** Your objective **
Copy every line that mentions the word "RAMY".
======
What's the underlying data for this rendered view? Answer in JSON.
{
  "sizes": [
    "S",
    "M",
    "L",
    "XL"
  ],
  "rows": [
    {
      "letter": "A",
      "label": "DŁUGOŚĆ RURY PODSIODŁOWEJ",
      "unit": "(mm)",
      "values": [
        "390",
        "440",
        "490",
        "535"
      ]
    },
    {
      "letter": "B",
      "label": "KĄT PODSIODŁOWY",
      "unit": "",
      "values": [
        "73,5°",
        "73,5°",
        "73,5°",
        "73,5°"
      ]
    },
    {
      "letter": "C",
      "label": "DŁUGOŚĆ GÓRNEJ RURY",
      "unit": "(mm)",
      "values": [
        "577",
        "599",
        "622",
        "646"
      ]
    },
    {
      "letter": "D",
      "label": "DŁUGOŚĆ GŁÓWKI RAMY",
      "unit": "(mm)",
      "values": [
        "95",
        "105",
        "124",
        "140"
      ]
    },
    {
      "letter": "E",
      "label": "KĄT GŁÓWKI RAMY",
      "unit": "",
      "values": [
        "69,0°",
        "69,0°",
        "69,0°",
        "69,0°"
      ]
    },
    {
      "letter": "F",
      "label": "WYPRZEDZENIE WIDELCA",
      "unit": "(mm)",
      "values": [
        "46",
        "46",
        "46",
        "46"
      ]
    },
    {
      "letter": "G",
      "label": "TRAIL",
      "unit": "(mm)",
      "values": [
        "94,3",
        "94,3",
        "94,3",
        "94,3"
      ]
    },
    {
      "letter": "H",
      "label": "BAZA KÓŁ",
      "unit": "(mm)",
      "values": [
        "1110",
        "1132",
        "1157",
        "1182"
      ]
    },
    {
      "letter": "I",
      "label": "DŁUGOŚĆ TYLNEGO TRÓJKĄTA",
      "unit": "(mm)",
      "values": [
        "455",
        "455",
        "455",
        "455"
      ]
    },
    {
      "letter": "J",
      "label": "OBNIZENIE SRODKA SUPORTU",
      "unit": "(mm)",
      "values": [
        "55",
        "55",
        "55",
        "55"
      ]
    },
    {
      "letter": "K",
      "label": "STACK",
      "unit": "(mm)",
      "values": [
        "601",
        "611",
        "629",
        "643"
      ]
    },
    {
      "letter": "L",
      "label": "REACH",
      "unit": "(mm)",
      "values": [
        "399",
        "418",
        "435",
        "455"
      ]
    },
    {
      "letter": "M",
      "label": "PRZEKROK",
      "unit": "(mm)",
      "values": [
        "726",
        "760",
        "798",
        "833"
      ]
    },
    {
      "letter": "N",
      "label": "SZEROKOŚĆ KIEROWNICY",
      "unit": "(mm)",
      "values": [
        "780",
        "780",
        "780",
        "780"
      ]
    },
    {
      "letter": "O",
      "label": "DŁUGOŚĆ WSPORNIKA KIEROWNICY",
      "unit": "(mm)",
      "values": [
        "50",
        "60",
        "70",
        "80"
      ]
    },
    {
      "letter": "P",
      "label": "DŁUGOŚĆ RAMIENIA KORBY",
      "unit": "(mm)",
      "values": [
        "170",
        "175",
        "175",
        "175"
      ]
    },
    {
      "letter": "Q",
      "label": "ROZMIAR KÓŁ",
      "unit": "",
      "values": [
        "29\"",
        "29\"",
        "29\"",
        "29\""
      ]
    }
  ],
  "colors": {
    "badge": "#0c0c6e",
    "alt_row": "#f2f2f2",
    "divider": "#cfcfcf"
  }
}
======
** Exercise response **
      "label": "DŁUGOŚĆ GŁÓWKI RAMY",
      "label": "KĄT GŁÓWKI RAMY",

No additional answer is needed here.